§ **WHAT THE EXERCISE ASKS**
The listing below is to be output in its exact form.

Data entries
__________________________________________________
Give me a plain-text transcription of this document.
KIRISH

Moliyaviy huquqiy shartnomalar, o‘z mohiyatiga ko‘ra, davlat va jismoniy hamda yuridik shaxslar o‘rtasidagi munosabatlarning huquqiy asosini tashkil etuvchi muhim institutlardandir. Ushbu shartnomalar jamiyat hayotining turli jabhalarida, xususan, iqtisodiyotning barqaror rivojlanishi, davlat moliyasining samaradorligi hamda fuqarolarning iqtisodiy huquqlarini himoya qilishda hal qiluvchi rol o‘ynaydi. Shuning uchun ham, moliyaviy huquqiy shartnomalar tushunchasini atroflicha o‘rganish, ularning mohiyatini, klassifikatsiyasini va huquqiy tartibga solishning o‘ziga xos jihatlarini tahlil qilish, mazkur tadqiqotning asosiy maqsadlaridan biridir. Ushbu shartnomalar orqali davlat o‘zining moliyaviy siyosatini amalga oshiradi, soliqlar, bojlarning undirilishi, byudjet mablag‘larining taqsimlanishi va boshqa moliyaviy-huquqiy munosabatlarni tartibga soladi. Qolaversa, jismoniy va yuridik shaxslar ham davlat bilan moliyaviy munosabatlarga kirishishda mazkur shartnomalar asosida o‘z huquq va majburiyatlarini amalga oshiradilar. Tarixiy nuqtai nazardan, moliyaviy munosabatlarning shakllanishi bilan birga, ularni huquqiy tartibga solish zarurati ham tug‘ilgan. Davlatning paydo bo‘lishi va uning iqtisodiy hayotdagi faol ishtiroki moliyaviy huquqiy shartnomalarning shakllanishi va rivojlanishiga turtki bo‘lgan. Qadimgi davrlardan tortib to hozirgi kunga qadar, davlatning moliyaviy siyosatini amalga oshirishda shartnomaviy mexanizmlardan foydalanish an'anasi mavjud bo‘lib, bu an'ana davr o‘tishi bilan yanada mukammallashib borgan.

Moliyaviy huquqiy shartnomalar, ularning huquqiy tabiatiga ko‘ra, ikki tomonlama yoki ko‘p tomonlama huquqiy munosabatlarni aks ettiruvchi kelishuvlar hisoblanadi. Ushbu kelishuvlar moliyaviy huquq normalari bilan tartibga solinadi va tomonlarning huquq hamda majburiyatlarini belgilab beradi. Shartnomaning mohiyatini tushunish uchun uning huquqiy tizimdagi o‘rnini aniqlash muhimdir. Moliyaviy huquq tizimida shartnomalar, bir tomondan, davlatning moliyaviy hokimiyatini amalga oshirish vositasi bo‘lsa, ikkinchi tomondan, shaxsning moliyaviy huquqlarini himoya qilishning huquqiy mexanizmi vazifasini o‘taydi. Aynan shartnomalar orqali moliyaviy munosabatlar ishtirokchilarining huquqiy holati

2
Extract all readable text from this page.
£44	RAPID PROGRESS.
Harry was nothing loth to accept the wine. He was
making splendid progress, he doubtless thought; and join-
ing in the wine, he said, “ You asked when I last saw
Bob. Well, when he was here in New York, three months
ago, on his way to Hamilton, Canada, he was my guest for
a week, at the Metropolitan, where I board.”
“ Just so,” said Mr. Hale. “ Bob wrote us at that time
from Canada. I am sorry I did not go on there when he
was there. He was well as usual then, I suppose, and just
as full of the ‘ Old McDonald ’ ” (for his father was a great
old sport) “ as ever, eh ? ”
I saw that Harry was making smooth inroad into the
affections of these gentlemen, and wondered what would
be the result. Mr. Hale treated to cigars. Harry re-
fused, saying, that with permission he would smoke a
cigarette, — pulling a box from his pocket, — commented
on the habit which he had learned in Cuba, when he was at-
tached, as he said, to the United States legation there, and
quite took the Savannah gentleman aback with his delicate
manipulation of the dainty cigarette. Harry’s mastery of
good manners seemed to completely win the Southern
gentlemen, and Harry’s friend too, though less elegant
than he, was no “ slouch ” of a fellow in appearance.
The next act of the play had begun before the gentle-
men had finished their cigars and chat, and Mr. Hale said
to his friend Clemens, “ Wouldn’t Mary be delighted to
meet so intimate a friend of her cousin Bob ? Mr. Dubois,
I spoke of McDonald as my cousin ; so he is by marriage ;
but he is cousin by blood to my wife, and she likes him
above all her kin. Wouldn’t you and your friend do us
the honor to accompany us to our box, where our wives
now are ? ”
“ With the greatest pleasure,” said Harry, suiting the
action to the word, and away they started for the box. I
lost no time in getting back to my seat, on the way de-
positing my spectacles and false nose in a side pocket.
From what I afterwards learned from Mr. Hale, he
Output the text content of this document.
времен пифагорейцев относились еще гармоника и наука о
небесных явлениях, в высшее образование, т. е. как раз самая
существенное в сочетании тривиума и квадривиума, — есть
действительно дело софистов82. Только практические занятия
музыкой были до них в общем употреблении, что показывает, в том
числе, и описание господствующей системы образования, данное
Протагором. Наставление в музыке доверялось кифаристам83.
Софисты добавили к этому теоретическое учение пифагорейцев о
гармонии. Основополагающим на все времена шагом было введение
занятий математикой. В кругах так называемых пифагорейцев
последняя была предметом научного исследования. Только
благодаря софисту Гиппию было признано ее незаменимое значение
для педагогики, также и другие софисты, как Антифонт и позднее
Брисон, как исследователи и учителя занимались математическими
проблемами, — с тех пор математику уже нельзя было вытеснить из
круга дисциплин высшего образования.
__________________________________________________
§ **RESULT FOR THIS EXERCISE**
Give me a plain-text transcription of this document.
KIRISH

Moliyaviy huquqiy shartnomalar, o‘z mohiyatiga ko‘ra, davlat va jismoniy hamda yuridik shaxslar o‘rtasidagi munosabatlarning huquqiy asosini tashkil etuvchi muhim institutlardandir. Ushbu shartnomalar jamiyat hayotining turli jabhalarida, xususan, iqtisodiyotning barqaror rivojlanishi, davlat moliyasining samaradorligi hamda fuqarolarning iqtisodiy huquqlarini himoya qilishda hal qiluvchi rol o‘ynaydi. Shuning uchun ham, moliyaviy huquqiy shartnomalar tushunchasini atroflicha o‘rganish, ularning mohiyatini, klassifikatsiyasini va huquqiy tartibga solishning o‘ziga xos jihatlarini tahlil qilish, mazkur tadqiqotning asosiy maqsadlaridan biridir. Ushbu shartnomalar orqali davlat o‘zining moliyaviy siyosatini amalga oshiradi, soliqlar, bojlarning undirilishi, byudjet mablag‘larining taqsimlanishi va boshqa moliyaviy-huquqiy munosabatlarni tartibga soladi. Qolaversa, jismoniy va yuridik shaxslar ham davlat bilan moliyaviy munosabatlarga kirishishda mazkur shartnomalar asosida o‘z huquq va majburiyatlarini amalga oshiradilar. Tarixiy nuqtai nazardan, moliyaviy munosabatlarning shakllanishi bilan birga, ularni huquqiy tartibga solish zarurati ham tug‘ilgan. Davlatning paydo bo‘lishi va uning iqtisodiy hayotdagi faol ishtiroki moliyaviy huquqiy shartnomalarning shakllanishi va rivojlanishiga turtki bo‘lgan. Qadimgi davrlardan tortib to hozirgi kunga qadar, davlatning moliyaviy siyosatini amalga oshirishda shartnomaviy mexanizmlardan foydalanish an'anasi mavjud bo‘lib, bu an'ana davr o‘tishi bilan yanada mukammallashib borgan.

Moliyaviy huquqiy shartnomalar, ularning huquqiy tabiatiga ko‘ra, ikki tomonlama yoki ko‘p tomonlama huquqiy munosabatlarni aks ettiruvchi kelishuvlar hisoblanadi. Ushbu kelishuvlar moliyaviy huquq normalari bilan tartibga solinadi va tomonlarning huquq hamda majburiyatlarini belgilab beradi. Shartnomaning mohiyatini tushunish uchun uning huquqiy tizimdagi o‘rnini aniqlash muhimdir. Moliyaviy huquq tizimida shartnomalar, bir tomondan, davlatning moliyaviy hokimiyatini amalga oshirish vositasi bo‘lsa, ikkinchi tomondan, shaxsning moliyaviy huquqlarini himoya qilishning huquqiy mexanizmi vazifasini o‘taydi. Aynan shartnomalar orqali moliyaviy munosabatlar ishtirokchilarining huquqiy holati

2
Extract all readable text from this page.
£44	RAPID PROGRESS.
Harry was nothing loth to accept the wine. He was
making splendid progress, he doubtless thought; and join-
ing in the wine, he said, “ You asked when I last saw
Bob. Well, when he was here in New York, three months
ago, on his way to Hamilton, Canada, he was my guest for
a week, at the Metropolitan, where I board.”
“ Just so,” said Mr. Hale. “ Bob wrote us at that time
from Canada. I am sorry I did not go on there when he
was there. He was well as usual then, I suppose, and just
as full of the ‘ Old McDonald ’ ” (for his father was a great
old sport) “ as ever, eh ? ”
I saw that Harry was making smooth inroad into the
affections of these gentlemen, and wondered what would
be the result. Mr. Hale treated to cigars. Harry re-
fused, saying, that with permission he would smoke a
cigarette, — pulling a box from his pocket, — commented
on the habit which he had learned in Cuba, when he was at-
tached, as he said, to the United States legation there, and
quite took the Savannah gentleman aback with his delicate
manipulation of the dainty cigarette. Harry’s mastery of
good manners seemed to completely win the Southern
gentlemen, and Harry’s friend too, though less elegant
than he, was no “ slouch ” of a fellow in appearance.
The next act of the play had begun before the gentle-
men had finished their cigars and chat, and Mr. Hale said
to his friend Clemens, “ Wouldn’t Mary be delighted to
meet so intimate a friend of her cousin Bob ? Mr. Dubois,
I spoke of McDonald as my cousin ; so he is by marriage ;
but he is cousin by blood to my wife, and she likes him
above all her kin. Wouldn’t you and your friend do us
the honor to accompany us to our box, where our wives
now are ? ”
“ With the greatest pleasure,” said Harry, suiting the
action to the word, and away they started for the box. I
lost no time in getting back to my seat, on the way de-
positing my spectacles and false nose in a side pocket.
From what I afterwards learned from Mr. Hale, he
Output the text content of this document.
времен пифагорейцев относились еще гармоника и наука о
небесных явлениях, в высшее образование, т. е. как раз самая
существенное в сочетании тривиума и квадривиума, — есть
действительно дело софистов82. Только практические занятия
музыкой были до них в общем употреблении, что показывает, в том
числе, и описание господствующей системы образования, данное
Протагором. Наставление в музыке доверялось кифаристам83.
Софисты добавили к этому теоретическое учение пифагорейцев о
гармонии. Основополагающим на все времена шагом было введение
занятий математикой. В кругах так называемых пифагорейцев
последняя была предметом научного исследования. Только
благодаря софисту Гиппию было признано ее незаменимое значение
для педагогики, также и другие софисты, как Антифонт и позднее
Брисон, как исследователи и учителя занимались математическими
проблемами, — с тех пор математику уже нельзя было вытеснить из
круга дисциплин высшего образования.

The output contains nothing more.